▸ WHAT NEEDS TO BE DONE
Below is a block of data; give all of it again word for word.

[Dataset entries on figures]

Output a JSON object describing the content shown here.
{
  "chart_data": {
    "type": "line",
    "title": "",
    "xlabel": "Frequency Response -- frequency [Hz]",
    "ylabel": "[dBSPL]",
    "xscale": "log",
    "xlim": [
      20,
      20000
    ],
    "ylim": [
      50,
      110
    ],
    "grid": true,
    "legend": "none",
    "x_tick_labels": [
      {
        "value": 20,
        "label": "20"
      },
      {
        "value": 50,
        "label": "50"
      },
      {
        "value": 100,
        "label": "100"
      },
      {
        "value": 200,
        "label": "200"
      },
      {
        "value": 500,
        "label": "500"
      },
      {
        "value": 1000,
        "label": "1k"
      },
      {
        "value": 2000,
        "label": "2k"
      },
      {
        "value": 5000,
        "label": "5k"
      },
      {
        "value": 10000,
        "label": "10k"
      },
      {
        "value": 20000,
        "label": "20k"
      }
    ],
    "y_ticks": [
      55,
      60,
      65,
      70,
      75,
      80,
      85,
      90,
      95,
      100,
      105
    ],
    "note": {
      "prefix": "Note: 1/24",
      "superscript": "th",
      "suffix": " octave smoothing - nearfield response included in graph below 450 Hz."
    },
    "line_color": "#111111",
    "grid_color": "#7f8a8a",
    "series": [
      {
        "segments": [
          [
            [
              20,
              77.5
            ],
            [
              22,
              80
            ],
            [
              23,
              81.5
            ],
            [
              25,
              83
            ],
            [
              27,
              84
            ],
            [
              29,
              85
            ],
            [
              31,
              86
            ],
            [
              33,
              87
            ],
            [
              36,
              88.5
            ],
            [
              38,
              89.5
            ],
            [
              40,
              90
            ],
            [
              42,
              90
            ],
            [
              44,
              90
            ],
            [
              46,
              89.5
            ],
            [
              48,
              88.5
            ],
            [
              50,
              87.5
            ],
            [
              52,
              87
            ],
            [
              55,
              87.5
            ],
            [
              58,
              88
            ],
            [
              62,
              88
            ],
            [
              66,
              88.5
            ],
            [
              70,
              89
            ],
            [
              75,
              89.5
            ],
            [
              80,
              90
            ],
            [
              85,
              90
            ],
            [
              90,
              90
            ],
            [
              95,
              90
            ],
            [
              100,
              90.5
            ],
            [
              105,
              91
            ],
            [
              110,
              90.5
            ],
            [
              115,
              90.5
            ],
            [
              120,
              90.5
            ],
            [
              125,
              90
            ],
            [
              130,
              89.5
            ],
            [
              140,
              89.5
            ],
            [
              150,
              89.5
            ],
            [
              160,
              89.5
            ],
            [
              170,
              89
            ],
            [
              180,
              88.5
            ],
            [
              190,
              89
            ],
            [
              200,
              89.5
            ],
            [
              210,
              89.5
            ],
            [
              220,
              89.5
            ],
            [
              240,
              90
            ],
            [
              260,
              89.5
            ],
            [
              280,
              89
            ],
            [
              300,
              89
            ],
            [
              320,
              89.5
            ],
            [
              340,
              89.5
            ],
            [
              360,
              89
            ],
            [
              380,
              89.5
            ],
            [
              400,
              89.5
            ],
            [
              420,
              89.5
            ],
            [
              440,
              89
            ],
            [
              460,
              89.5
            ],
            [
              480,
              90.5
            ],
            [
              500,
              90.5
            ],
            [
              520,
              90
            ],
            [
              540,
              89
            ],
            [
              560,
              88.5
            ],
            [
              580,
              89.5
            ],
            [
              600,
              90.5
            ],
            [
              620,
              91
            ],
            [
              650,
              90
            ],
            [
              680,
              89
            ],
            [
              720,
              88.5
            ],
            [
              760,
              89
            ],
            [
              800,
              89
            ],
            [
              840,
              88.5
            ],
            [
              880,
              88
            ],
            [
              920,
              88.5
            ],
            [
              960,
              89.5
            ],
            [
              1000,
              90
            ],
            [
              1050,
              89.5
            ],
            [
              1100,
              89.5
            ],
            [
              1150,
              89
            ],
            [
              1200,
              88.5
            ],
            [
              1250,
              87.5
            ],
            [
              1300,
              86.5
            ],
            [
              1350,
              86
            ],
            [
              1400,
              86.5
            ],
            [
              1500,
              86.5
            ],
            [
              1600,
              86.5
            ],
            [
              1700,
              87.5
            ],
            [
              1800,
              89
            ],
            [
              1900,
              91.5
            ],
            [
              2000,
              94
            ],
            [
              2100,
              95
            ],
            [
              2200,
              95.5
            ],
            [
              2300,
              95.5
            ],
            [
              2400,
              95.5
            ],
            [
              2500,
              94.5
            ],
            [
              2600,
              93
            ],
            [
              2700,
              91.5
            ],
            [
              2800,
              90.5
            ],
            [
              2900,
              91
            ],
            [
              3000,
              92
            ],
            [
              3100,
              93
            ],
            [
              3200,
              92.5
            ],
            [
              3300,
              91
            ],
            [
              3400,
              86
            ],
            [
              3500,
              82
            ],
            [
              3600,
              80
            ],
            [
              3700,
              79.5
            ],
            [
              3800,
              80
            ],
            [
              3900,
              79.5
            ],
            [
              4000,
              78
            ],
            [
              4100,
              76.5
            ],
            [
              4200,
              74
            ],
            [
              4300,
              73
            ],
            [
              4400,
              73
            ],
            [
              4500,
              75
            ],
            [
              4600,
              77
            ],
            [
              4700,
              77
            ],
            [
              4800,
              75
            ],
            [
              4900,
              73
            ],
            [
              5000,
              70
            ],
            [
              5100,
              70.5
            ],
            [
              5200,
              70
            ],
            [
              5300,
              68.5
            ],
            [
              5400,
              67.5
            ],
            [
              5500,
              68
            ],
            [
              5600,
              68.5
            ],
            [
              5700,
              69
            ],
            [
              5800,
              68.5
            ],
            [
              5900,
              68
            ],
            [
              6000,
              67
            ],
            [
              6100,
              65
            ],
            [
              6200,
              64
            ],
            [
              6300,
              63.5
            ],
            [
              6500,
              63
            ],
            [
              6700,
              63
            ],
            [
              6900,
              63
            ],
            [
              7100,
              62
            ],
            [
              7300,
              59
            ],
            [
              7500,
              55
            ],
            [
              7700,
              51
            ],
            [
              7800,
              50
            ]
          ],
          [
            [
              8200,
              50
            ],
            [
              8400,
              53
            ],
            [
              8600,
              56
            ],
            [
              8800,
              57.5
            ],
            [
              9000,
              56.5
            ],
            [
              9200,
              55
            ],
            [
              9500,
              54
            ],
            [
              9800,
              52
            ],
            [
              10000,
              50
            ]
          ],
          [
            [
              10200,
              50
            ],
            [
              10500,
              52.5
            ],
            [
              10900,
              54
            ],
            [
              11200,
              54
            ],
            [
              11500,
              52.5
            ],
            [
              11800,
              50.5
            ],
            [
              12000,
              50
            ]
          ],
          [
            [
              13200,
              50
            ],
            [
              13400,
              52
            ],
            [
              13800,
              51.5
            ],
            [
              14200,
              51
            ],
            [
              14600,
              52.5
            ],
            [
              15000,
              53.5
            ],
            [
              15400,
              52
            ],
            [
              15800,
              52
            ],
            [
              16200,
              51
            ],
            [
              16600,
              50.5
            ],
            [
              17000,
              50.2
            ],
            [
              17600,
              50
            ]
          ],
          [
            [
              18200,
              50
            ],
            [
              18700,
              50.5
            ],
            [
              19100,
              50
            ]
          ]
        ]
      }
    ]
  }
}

▸ EXERCISE ANSWER
Output a JSON object describing the content shown here.
{
  "chart_data": {
    "type": "line",
    "title": "",
    "xlabel": "Frequency Response -- frequency [Hz]",
    "ylabel": "[dBSPL]",
    "xscale": "log",
    "xlim": [
      20,
      20000
    ],
    "ylim": [
      50,
      110
    ],
    "grid": true,
    "legend": "none",
    "x_tick_labels": [
      {
        "value": 20,
        "label": "20"
      },
      {
        "value": 50,
        "label": "50"
      },
      {
        "value": 100,
        "label": "100"
      },
      {
        "value": 200,
        "label": "200"
      },
      {
        "value": 500,
        "label": "500"
      },
      {
        "value": 1000,
        "label": "1k"
      },
      {
        "value": 2000,
        "label": "2k"
      },
      {
        "value": 5000,
        "label": "5k"
      },
      {
        "value": 10000,
        "label": "10k"
      },
      {
        "value": 20000,
        "label": "20k"
      }
    ],
    "y_ticks": [
      55,
      60,
      65,
      70,
      75,
      80,
      85,
      90,
      95,
      100,
      105
    ],
    "note": {
      "prefix": "Note: 1/24",
      "superscript": "th",
      "suffix": " octave smoothing - nearfield response included in graph below 450 Hz."
    },
    "line_color": "#111111",
    "grid_color": "#7f8a8a",
    "series": [
      {
        "segments": [
          [
            [
              20,
              77.5
            ],
            [
              22,
              80
            ],
            [
              23,
              81.5
            ],
            [
              25,
              83
            ],
            [
              27,
              84
            ],
            [
              29,
              85
            ],
            [
              31,
              86
            ],
            [
              33,
              87
            ],
            [
              36,
              88.5
            ],
            [
              38,
              89.5
            ],
            [
              40,
              90
            ],
            [
              42,
              90
            ],
            [
              44,
              90
            ],
            [
              46,
              89.5
            ],
            [
              48,
              88.5
            ],
            [
              50,
              87.5
            ],
            [
              52,
              87
            ],
            [
              55,
              87.5
            ],
            [
              58,
              88
            ],
            [
              62,
              88
            ],
            [
              66,
              88.5
            ],
            [
              70,
              89
            ],
            [
              75,
              89.5
            ],
            [
              80,
              90
            ],
            [
              85,
              90
            ],
            [
              90,
              90
            ],
            [
              95,
              90
            ],
            [
              100,
              90.5
            ],
            [
              105,
              91
            ],
            [
              110,
              90.5
            ],
            [
              115,
              90.5
            ],
            [
              120,
              90.5
            ],
            [
              125,
              90
            ],
            [
              130,
              89.5
            ],
            [
              140,
              89.5
            ],
            [
              150,
              89.5
            ],
            [
              160,
              89.5
            ],
            [
              170,
              89
            ],
            [
              180,
              88.5
            ],
            [
              190,
              89
            ],
            [
              200,
              89.5
            ],
            [
              210,
              89.5
            ],
            [
              220,
              89.5
            ],
            [
              240,
              90
            ],
            [
              260,
              89.5
            ],
            [
              280,
              89
            ],
            [
              300,
              89
            ],
            [
              320,
              89.5
            ],
            [
              340,
              89.5
            ],
            [
              360,
              89
            ],
            [
              380,
              89.5
            ],
            [
              400,
              89.5
            ],
            [
              420,
              89.5
            ],
            [
              440,
              89
            ],
            [
              460,
              89.5
            ],
            [
              480,
              90.5
            ],
            [
              500,
              90.5
            ],
            [
              520,
              90
            ],
            [
              540,
              89
            ],
            [
              560,
              88.5
            ],
            [
              580,
              89.5
            ],
            [
              600,
              90.5
            ],
            [
              620,
              91
            ],
            [
              650,
              90
            ],
            [
              680,
              89
            ],
            [
              720,
              88.5
            ],
            [
              760,
              89
            ],
            [
              800,
              89
            ],
            [
              840,
              88.5
            ],
            [
              880,
              88
            ],
            [
              920,
              88.5
            ],
            [
              960,
              89.5
            ],
            [
              1000,
              90
            ],
            [
              1050,
              89.5
            ],
            [
              1100,
              89.5
            ],
            [
              1150,
              89
            ],
            [
              1200,
              88.5
            ],
            [
              1250,
              87.5
            ],
            [
              1300,
              86.5
            ],
            [
              1350,
              86
            ],
            [
              1400,
              86.5
            ],
            [
              1500,
              86.5
            ],
            [
              1600,
              86.5
            ],
            [
              1700,
              87.5
            ],
            [
              1800,
              89
            ],
            [
              1900,
              91.5
            ],
            [
              2000,
              94
            ],
            [
              2100,
              95
            ],
            [
              2200,
              95.5
            ],
            [
              2300,
              95.5
            ],
            [
              2400,
              95.5
            ],
            [
              2500,
              94.5
            ],
            [
              2600,
              93
            ],
            [
              2700,
              91.5
            ],
            [
              2800,
              90.5
            ],
            [
              2900,
              91
            ],
            [
              3000,
              92
            ],
            [
              3100,
              93
            ],
            [
              3200,
              92.5
            ],
            [
              3300,
              91
            ],
            [
              3400,
              86
            ],
            [
              3500,
              82
            ],
            [
              3600,
              80
            ],
            [
              3700,
              79.5
            ],
            [
              3800,
              80
            ],
            [
              3900,
              79.5
            ],
            [
              4000,
              78
            ],
            [
              4100,
              76.5
            ],
            [
              4200,
              74
            ],
            [
              4300,
              73
            ],
            [
              4400,
              73
            ],
            [
              4500,
              75
            ],
            [
              4600,
              77
            ],
            [
              4700,
              77
            ],
            [
              4800,
              75
            ],
            [
              4900,
              73
            ],
            [
              5000,
              70
            ],
            [
              5100,
              70.5
            ],
            [
              5200,
              70
            ],
            [
              5300,
              68.5
            ],
            [
              5400,
              67.5
            ],
            [
              5500,
              68
            ],
            [
              5600,
              68.5
            ],
            [
              5700,
              69
            ],
            [
              5800,
              68.5
            ],
            [
              5900,
              68
            ],
            [
              6000,
              67
            ],
            [
              6100,
              65
            ],
            [
              6200,
              64
            ],
            [
              6300,
              63.5
            ],
            [
              6500,
              63
            ],
            [
              6700,
              63
            ],
            [
              6900,
              63
            ],
            [
              7100,
              62
            ],
            [
              7300,
              59
            ],
            [
              7500,
              55
            ],
            [
              7700,
              51
            ],
            [
              7800,
              50
            ]
          ],
          [
            [
              8200,
              50
            ],
            [
              8400,
              53
            ],
            [
              8600,
              56
            ],
            [
              8800,
              57.5
            ],
            [
              9000,
              56.5
            ],
            [
              9200,
              55
            ],
            [
              9500,
              54
            ],
            [
              9800,
              52
            ],
            [
              10000,
              50
            ]
          ],
          [
            [
              10200,
              50
            ],
            [
              10500,
              52.5
            ],
            [
              10900,
              54
            ],
            [
              11200,
              54
            ],
            [
              11500,
              52.5
            ],
            [
              11800,
              50.5
            ],
            [
              12000,
              50
            ]
          ],
          [
            [
              13200,
              50
            ],
            [
              13400,
              52
            ],
            [
              13800,
              51.5
            ],
            [
              14200,
              51
            ],
            [
              14600,
              52.5
            ],
            [
              15000,
              53.5
            ],
            [
              15400,
              52
            ],
            [
              15800,
              52
            ],
            [
              16200,
              51
            ],
            [
              16600,
              50.5
            ],
            [
              17000,
              50.2
            ],
            [
              17600,
              50
            ]
          ],
          [
            [
              18200,
              50
            ],
            [
              18700,
              50.5
            ],
            [
              19100,
              50
            ]
          ]
        ]
      }
    ]
  }
}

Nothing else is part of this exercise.